Dataset.
━━━━━━━━━━━━━━━━━━━━━━━━━━━━━━
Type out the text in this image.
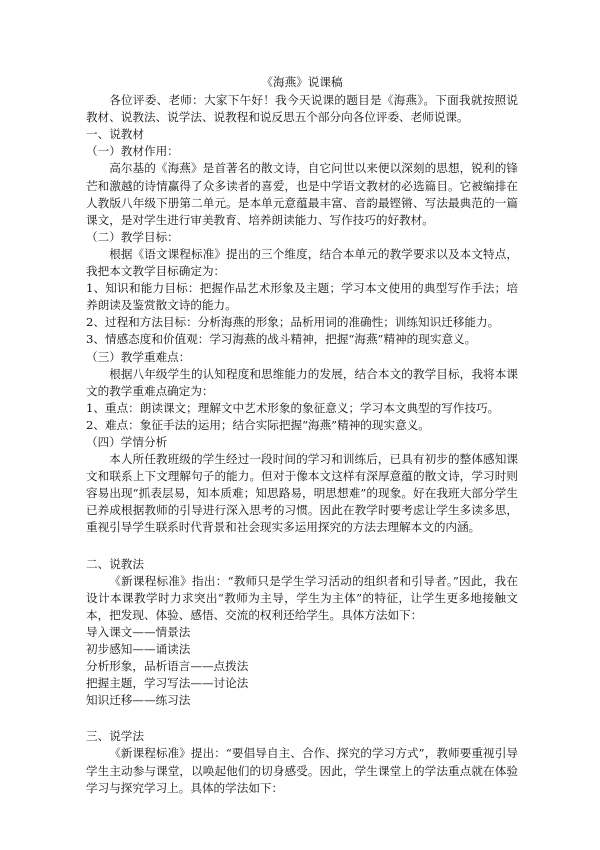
《海燕》说课稿

各位评委、老师：大家下午好！我今天说课的题目是《海燕》。下面我就按照说教材、说教法、说学法、说教程和说反思五个部分向各位评委、老师说课。

一、说教材
（一）教材作用：

高尔基的《海燕》是首著名的散文诗，自它问世以来便以深刻的思想，锐利的锋芒和激越的诗情赢得了众多读者的喜爱，也是中学语文教材的必选篇目。它被编排在人教版八年级下册第二单元。是本单元意蕴最丰富、音韵最铿锵、写法最典范的一篇课文，是对学生进行审美教育、培养朗读能力、写作技巧的好教材。

（二）教学目标：

根据《语文课程标准》提出的三个维度，结合本单元的教学要求以及本文特点，我把本文教学目标确定为：

1、知识和能力目标：把握作品艺术形象及主题；学习本文使用的典型写作手法；培养朗读及鉴赏散文诗的能力。

2、过程和方法目标：分析海燕的形象；品析用词的准确性；训练知识迁移能力。

3、情感态度和价值观：学习海燕的战斗精神，把握“海燕”精神的现实意义。

（三）教学重难点：

根据八年级学生的认知程度和思维能力的发展，结合本文的教学目标，我将本课文的教学重难点确定为：

1、重点：朗读课文；理解文中艺术形象的象征意义；学习本文典型的写作技巧。

2、难点：象征手法的运用；结合实际把握“海燕”精神的现实意义。

（四）学情分析

本人所任教班级的学生经过一段时间的学习和训练后，已具有初步的整体感知课文和联系上下文理解句子的能力。但对于像本文这样有深厚意蕴的散文诗，学习时则容易出现“抓表层易，知本质难；知思路易，明思想难”的现象。好在我班大部分学生已养成根据教师的引导进行深入思考的习惯。因此在教学时要考虑让学生多读多思，重视引导学生联系时代背景和社会现实多运用探究的方法去理解本文的内涵。

二、说教法

《新课程标准》指出：“教师只是学生学习活动的组织者和引导者。”因此，我在设计本课教学时力求突出“教师为主导，学生为主体”的特征，让学生更多地接触文本，把发现、体验、感悟、交流的权利还给学生。具体方法如下：

导入课文——情景法
初步感知——诵读法
分析形象，品析语言——点拨法
把握主题，学习写法——讨论法
知识迁移——练习法
三、说学法

《新课程标准》提出：“要倡导自主、合作、探究的学习方式”，教师要重视引导学生主动参与课堂，以唤起他们的切身感受。因此，学生课堂上的学法重点就在体验学习与探究学习上。具体的学法如下：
━━━━━━━━━━━━━━━━━━━━━━━━━━━━━━
To be done. Without the pictures, repeat the listing above exactly.

Exercise response.
Type out the text in this image.
《海燕》说课稿

各位评委、老师：大家下午好！我今天说课的题目是《海燕》。下面我就按照说教材、说教法、说学法、说教程和说反思五个部分向各位评委、老师说课。

一、说教材
（一）教材作用：

高尔基的《海燕》是首著名的散文诗，自它问世以来便以深刻的思想，锐利的锋芒和激越的诗情赢得了众多读者的喜爱，也是中学语文教材的必选篇目。它被编排在人教版八年级下册第二单元。是本单元意蕴最丰富、音韵最铿锵、写法最典范的一篇课文，是对学生进行审美教育、培养朗读能力、写作技巧的好教材。

（二）教学目标：

根据《语文课程标准》提出的三个维度，结合本单元的教学要求以及本文特点，我把本文教学目标确定为：

1、知识和能力目标：把握作品艺术形象及主题；学习本文使用的典型写作手法；培养朗读及鉴赏散文诗的能力。

2、过程和方法目标：分析海燕的形象；品析用词的准确性；训练知识迁移能力。

3、情感态度和价值观：学习海燕的战斗精神，把握“海燕”精神的现实意义。

（三）教学重难点：

根据八年级学生的认知程度和思维能力的发展，结合本文的教学目标，我将本课文的教学重难点确定为：

1、重点：朗读课文；理解文中艺术形象的象征意义；学习本文典型的写作技巧。

2、难点：象征手法的运用；结合实际把握“海燕”精神的现实意义。

（四）学情分析

本人所任教班级的学生经过一段时间的学习和训练后，已具有初步的整体感知课文和联系上下文理解句子的能力。但对于像本文这样有深厚意蕴的散文诗，学习时则容易出现“抓表层易，知本质难；知思路易，明思想难”的现象。好在我班大部分学生已养成根据教师的引导进行深入思考的习惯。因此在教学时要考虑让学生多读多思，重视引导学生联系时代背景和社会现实多运用探究的方法去理解本文的内涵。

二、说教法

《新课程标准》指出：“教师只是学生学习活动的组织者和引导者。”因此，我在设计本课教学时力求突出“教师为主导，学生为主体”的特征，让学生更多地接触文本，把发现、体验、感悟、交流的权利还给学生。具体方法如下：

导入课文——情景法
初步感知——诵读法
分析形象，品析语言——点拨法
把握主题，学习写法——讨论法
知识迁移——练习法
三、说学法

《新课程标准》提出：“要倡导自主、合作、探究的学习方式”，教师要重视引导学生主动参与课堂，以唤起他们的切身感受。因此，学生课堂上的学法重点就在体验学习与探究学习上。具体的学法如下：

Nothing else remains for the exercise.